** TO DO **
Look for "this" in each line of the entries, and return the matching lines.

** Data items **
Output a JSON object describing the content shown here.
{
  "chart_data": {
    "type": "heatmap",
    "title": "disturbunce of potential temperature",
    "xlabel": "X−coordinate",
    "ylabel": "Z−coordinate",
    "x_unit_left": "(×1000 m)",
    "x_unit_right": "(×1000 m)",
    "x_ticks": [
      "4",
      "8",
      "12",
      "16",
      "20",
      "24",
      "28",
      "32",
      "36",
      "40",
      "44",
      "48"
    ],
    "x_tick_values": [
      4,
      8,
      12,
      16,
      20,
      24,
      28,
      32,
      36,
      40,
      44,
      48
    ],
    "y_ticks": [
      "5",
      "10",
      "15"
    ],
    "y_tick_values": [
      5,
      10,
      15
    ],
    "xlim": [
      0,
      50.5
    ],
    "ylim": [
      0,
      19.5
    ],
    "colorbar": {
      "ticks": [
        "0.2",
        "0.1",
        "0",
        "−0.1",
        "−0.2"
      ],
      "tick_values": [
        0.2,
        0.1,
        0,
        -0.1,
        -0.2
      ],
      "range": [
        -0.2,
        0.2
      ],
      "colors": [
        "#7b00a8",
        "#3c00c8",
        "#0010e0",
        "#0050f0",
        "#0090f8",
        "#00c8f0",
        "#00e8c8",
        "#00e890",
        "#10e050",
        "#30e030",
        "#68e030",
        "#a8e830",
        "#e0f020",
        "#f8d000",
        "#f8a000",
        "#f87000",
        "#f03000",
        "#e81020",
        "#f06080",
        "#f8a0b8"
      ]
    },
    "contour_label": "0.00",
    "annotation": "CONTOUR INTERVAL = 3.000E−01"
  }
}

--

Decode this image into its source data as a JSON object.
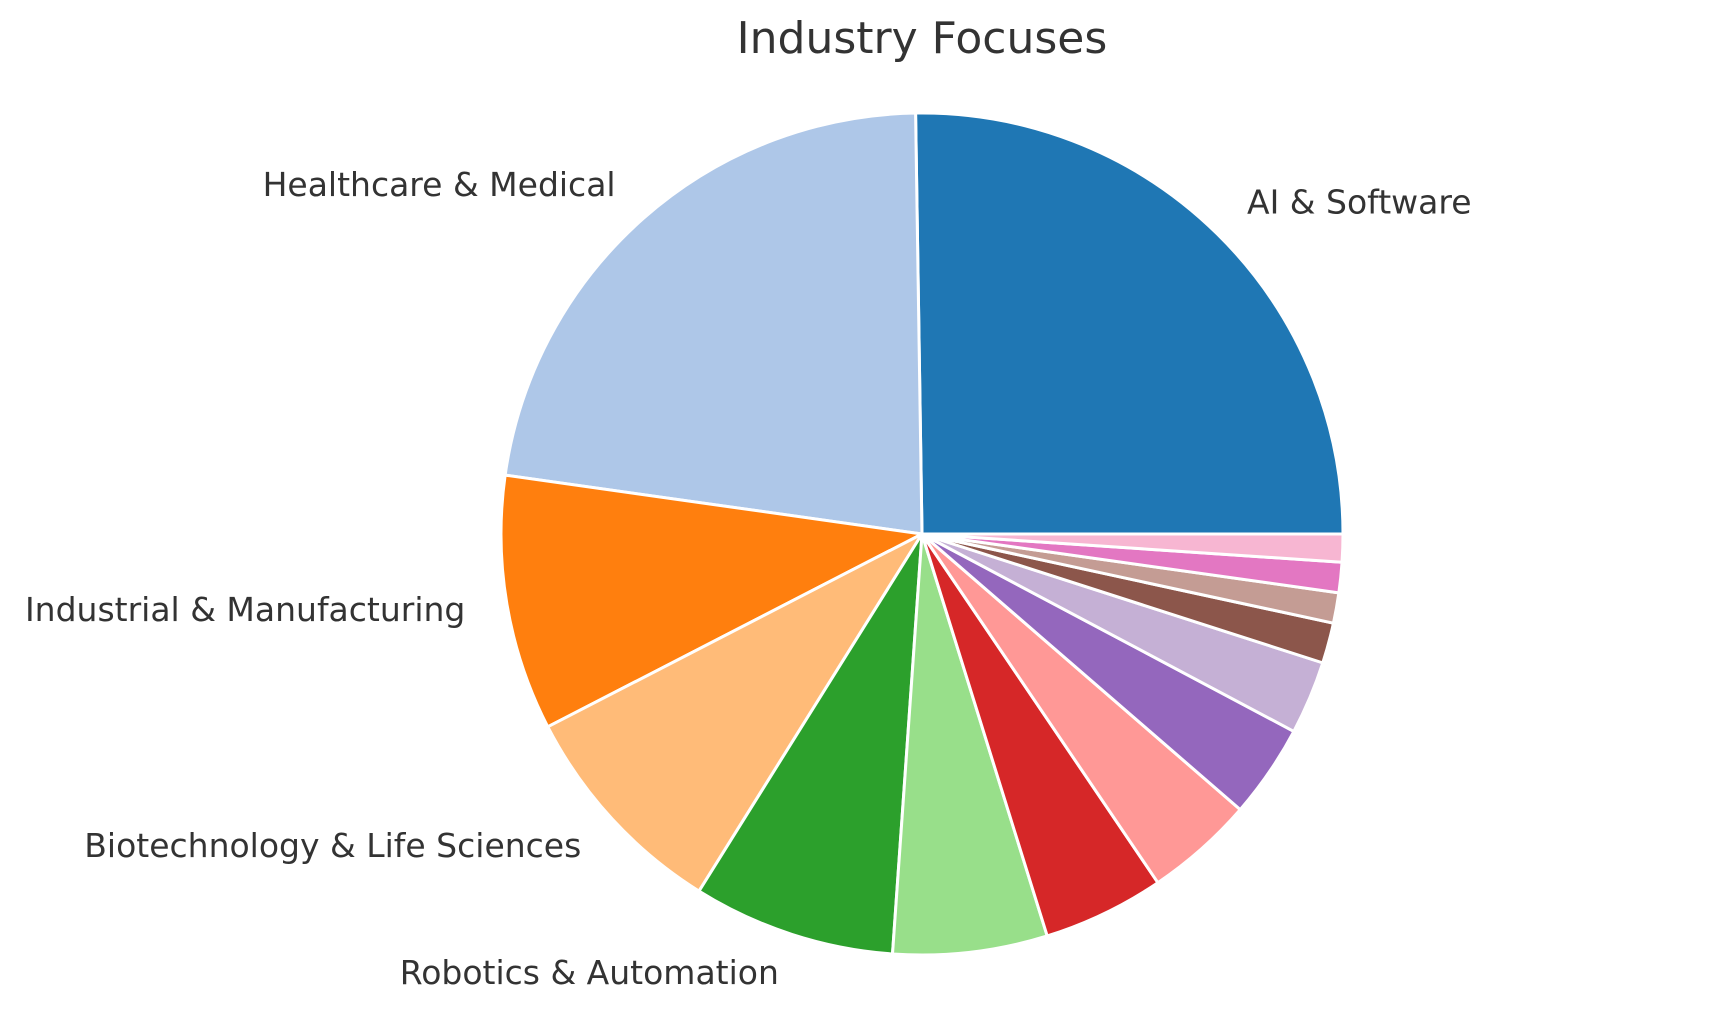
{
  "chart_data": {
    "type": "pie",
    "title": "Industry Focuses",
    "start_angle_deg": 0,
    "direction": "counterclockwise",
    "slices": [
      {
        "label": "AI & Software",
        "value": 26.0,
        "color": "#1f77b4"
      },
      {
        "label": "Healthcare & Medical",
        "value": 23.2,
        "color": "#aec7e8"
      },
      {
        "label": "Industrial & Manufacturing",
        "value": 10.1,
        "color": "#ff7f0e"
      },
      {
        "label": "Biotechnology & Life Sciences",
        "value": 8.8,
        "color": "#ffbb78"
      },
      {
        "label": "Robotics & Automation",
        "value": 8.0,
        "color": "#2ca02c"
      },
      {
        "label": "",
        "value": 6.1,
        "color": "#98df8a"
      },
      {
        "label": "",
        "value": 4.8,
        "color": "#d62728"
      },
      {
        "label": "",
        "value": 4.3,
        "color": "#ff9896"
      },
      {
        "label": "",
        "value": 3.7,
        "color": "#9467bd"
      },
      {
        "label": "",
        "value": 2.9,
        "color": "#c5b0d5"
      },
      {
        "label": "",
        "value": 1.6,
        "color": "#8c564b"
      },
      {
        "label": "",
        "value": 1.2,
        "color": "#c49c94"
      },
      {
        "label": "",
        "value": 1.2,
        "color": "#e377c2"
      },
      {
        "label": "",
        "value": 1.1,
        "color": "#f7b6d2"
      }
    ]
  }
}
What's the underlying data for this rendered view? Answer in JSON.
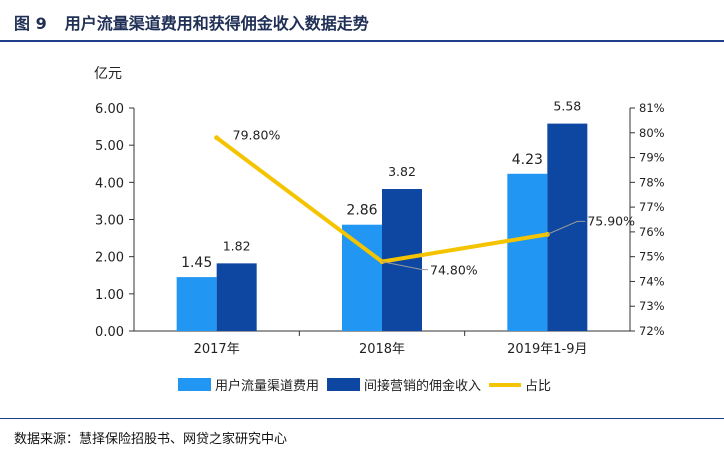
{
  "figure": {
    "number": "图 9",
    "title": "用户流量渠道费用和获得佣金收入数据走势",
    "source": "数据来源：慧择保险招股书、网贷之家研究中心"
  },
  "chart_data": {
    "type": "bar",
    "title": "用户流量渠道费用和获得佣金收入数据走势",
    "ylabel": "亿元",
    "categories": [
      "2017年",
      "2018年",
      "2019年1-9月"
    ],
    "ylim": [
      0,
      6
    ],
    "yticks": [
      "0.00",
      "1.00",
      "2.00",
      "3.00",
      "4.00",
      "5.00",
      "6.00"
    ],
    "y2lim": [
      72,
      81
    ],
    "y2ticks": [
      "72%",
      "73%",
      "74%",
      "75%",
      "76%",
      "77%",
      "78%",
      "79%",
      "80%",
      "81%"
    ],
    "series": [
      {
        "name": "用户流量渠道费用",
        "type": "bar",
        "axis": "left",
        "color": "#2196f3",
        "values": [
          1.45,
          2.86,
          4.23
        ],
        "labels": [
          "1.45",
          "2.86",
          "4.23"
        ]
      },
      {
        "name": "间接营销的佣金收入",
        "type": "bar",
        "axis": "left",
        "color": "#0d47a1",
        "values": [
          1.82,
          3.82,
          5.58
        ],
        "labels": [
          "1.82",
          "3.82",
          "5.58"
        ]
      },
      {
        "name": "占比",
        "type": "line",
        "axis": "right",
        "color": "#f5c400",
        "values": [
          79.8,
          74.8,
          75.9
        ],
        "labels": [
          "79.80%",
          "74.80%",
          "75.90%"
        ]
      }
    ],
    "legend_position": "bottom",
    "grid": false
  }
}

** RESPONSE BELOW **
Decode this image into its source data as a JSON object.
What's the underlying data for this rendered view? Answer in JSON.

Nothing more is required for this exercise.